(EXERCISE GOAL)
Where a line of the listing below includes the word "福德利食品有限公司", reproduce that line.

Extracted records
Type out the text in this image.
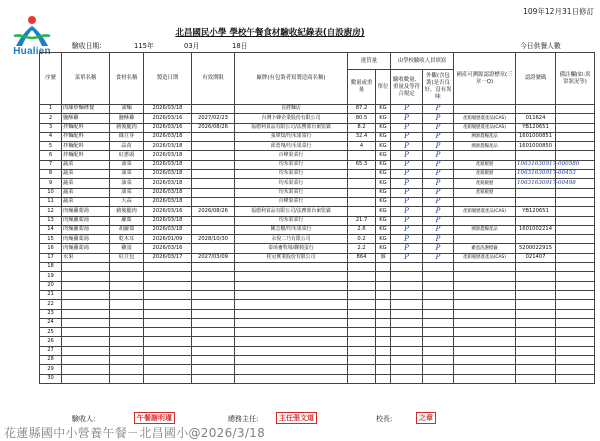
Hualien
109年12月31日修訂
北昌國民小學 學校午餐食材驗收紀錄表(自設廚房)
驗收日期:	115年	03月	18日	今日供餐人數
序號	菜單名稱	食材名稱	製造日期	有效期限	廠牌(有包裝者寫製造商名稱)	進貨量		由學校驗收人員填寫		國產可溯源認證標章(三章一Q)	認證號碼	備註欄(如:異常狀況等)
						數量或重量	單位	驗收數量、重量及等符合規定	外觀(含包裝)是否良好、沒有異味			
1	肉絲炒麵條餐	油麵	2026/03/18		良將麵店	87.2	KG	P	P			
2	鹽酥雞	鹽酥雞	2026/03/16	2027/02/23	台灣卜蜂企業股份有限公司	80.5	KG	P	P	產銷履歷農產品(CAS)	011624	
3	拌麵配料	豬後腿肉	2026/03/16	2026/08/26	福德利食品有限公司/法務部台東監獄	8.2	KG	P	P	產銷履歷農產品(CAS)	YB120651	
4	拌麵配料	綠豆芽	2026/03/18		張瑋知/均禾果菜行	32.4	KG	P	P	溯源農糧產品	1601000851	
5	拌麵配料	蒜苗	2026/03/18		邱勇翔/均禾果菜行	4	KG	P	P	溯源農糧產品	1601000850	
6	拌麵配料	紅蔥頭	2026/03/18		百峰果菜行		KG	P	P			
7	蔬菜	油菜	2026/03/18		均禾果菜行	65.3	KG	P	P	產銷履歷	10631630917-000580	
8	蔬菜	油菜	2026/03/18		均禾果菜行		KG	P	P	產銷履歷	10631630917-00453	
9	蔬菜	油菜	2026/03/18		均禾果菜行		KG	P	P	產銷履歷	10631630917-00498	
10	蔬菜	油菜	2026/03/18		均禾果菜行		KG	P	P	產銷履歷		
11	蔬菜	大蒜	2026/03/18		百峰果菜行		KG	P	P			
12	肉燥蘿蔔湯	豬後腿肉	2026/03/16	2026/08/26	福德利食品有限公司/法務部台東監獄		KG	P	P	產銷履歷農產品(CAS)	YB120651	
13	肉燥蘿蔔湯	蘿蔔	2026/03/18		均禾果菜行	21.7	KG	P	P			
14	肉燥蘿蔔湯	胡蘿蔔	2026/03/18		陳志樹/均禾果菜行	2.6	KG	P	P	溯源農糧產品	1601002214	
15	肉燥蘿蔔湯	乾木耳	2026/01/09	2028/10/30	永悅二乃有限公司	0.2	KG	P	P			
16	肉燥蘿蔔湯	雞蛋	2026/03/16		泰璋畜牧場/聯興蛋行	2.2	KG	P	P	雞蛋洗選標籤	5200022915	
17	水果	紅豆包	2026/03/17	2027/03/09	桂冠實業股份有限公司	864	個	P	P	產銷履歷農產品(CAS)	021407	
18												
19												
20												
21												
22												
23												
24												
25												
26												
27												
28												
29												
30												
驗收人:	午餐謝明瑾	總務主任:	主任張文道	校長:	之章
花蓮縣國中小營養午餐－北昌國小@2026/3/18
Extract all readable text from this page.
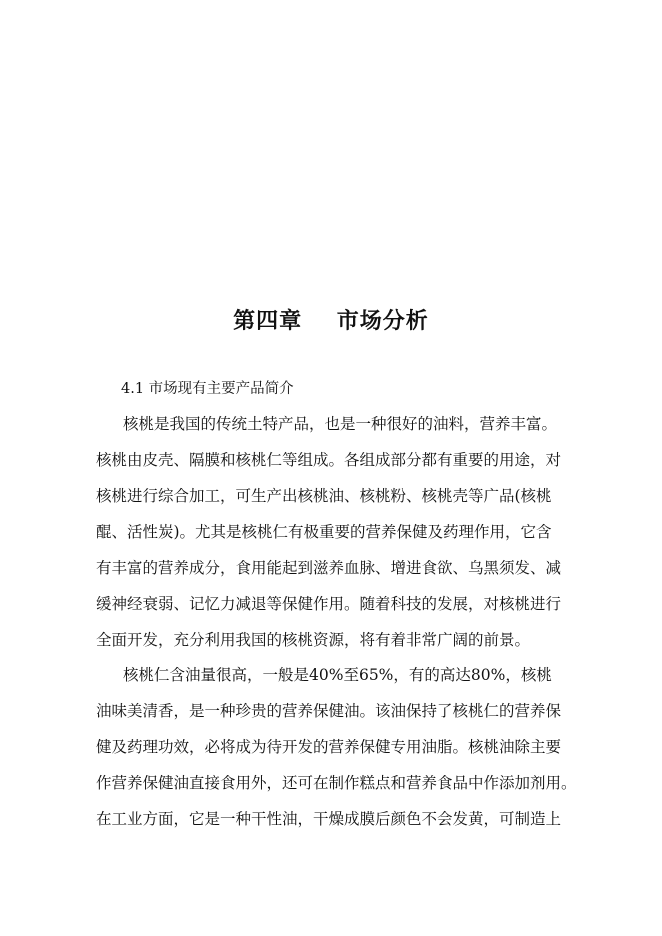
第四章    市场分析
4.1 市场现有主要产品简介
核桃是我国的传统土特产品，也是一种很好的油料，营养丰富。
核桃由皮壳、隔膜和核桃仁等组成。各组成部分都有重要的用途，对
核桃进行综合加工，可生产出核桃油、核桃粉、核桃壳等广品(核桃
醌、活性炭)。尤其是核桃仁有极重要的营养保健及药理作用，它含
有丰富的营养成分，食用能起到滋养血脉、增进食欲、乌黑须发、减
缓神经衰弱、记忆力减退等保健作用。随着科技的发展，对核桃进行
全面开发，充分利用我国的核桃资源，将有着非常广阔的前景。
核桃仁含油量很高，一般是40%至65%，有的高达80%，核桃
油味美清香，是一种珍贵的营养保健油。该油保持了核桃仁的营养保
健及药理功效，必将成为待开发的营养保健专用油脂。核桃油除主要
作营养保健油直接食用外，还可在制作糕点和营养食品中作添加剂用。
在工业方面，它是一种干性油，干燥成膜后颜色不会发黄，可制造上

(EXPECTED ANSWER)
3	拌麵配料	豬後腿肉	2026/03/16	2026/08/26	福德利食品有限公司/法務部台東監獄	8.2	KG	P	P	產銷履歷農產品(CAS)	YB120651	
12	肉燥蘿蔔湯	豬後腿肉	2026/03/16	2026/08/26	福德利食品有限公司/法務部台東監獄		KG	P	P	產銷履歷農產品(CAS)	YB120651	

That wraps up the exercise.